DESCRIPTION OF THE TASK
Retype each line exactly. Skip images.

* start DATA FOR THE TASK *

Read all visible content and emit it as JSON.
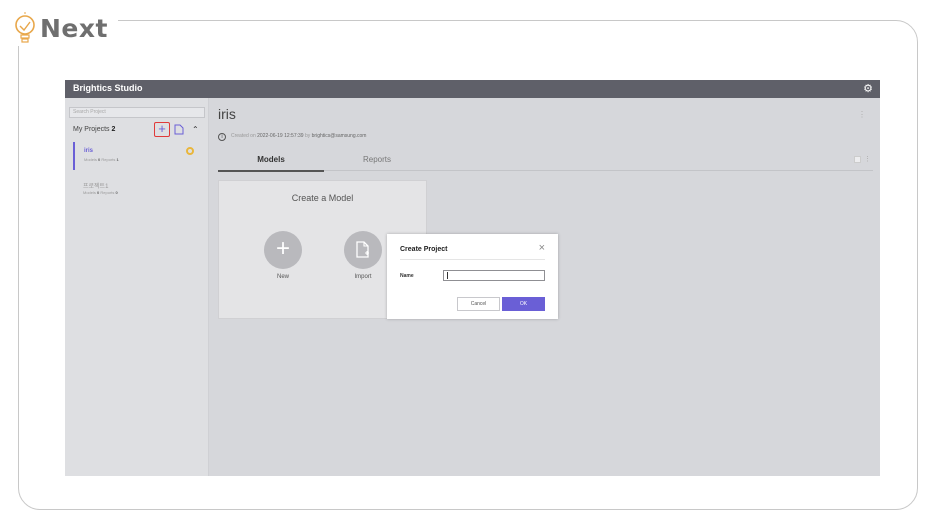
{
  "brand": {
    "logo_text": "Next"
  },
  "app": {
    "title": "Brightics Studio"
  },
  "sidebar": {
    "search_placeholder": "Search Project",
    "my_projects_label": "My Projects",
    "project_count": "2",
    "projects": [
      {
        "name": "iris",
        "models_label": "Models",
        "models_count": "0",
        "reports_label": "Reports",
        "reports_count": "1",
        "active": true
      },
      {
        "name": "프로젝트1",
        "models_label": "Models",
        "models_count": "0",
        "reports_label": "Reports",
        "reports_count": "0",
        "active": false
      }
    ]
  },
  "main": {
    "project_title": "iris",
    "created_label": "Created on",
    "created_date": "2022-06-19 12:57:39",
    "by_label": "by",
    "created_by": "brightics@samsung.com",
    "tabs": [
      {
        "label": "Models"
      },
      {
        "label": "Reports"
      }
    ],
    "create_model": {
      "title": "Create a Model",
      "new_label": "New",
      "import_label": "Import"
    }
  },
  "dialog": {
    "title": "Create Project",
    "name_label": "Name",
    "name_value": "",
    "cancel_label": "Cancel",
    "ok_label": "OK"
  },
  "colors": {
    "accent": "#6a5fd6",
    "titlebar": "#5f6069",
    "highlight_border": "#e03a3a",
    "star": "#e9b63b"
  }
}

* end DATA FOR THE TASK *

FINISHED ANSWER
Read all visible content and emit it as JSON.
{
  "brand": {
    "logo_text": "Next"
  },
  "app": {
    "title": "Brightics Studio"
  },
  "sidebar": {
    "search_placeholder": "Search Project",
    "my_projects_label": "My Projects",
    "project_count": "2",
    "projects": [
      {
        "name": "iris",
        "models_label": "Models",
        "models_count": "0",
        "reports_label": "Reports",
        "reports_count": "1",
        "active": true
      },
      {
        "name": "프로젝트1",
        "models_label": "Models",
        "models_count": "0",
        "reports_label": "Reports",
        "reports_count": "0",
        "active": false
      }
    ]
  },
  "main": {
    "project_title": "iris",
    "created_label": "Created on",
    "created_date": "2022-06-19 12:57:39",
    "by_label": "by",
    "created_by": "brightics@samsung.com",
    "tabs": [
      {
        "label": "Models"
      },
      {
        "label": "Reports"
      }
    ],
    "create_model": {
      "title": "Create a Model",
      "new_label": "New",
      "import_label": "Import"
    }
  },
  "dialog": {
    "title": "Create Project",
    "name_label": "Name",
    "name_value": "",
    "cancel_label": "Cancel",
    "ok_label": "OK"
  },
  "colors": {
    "accent": "#6a5fd6",
    "titlebar": "#5f6069",
    "highlight_border": "#e03a3a",
    "star": "#e9b63b"
  }
}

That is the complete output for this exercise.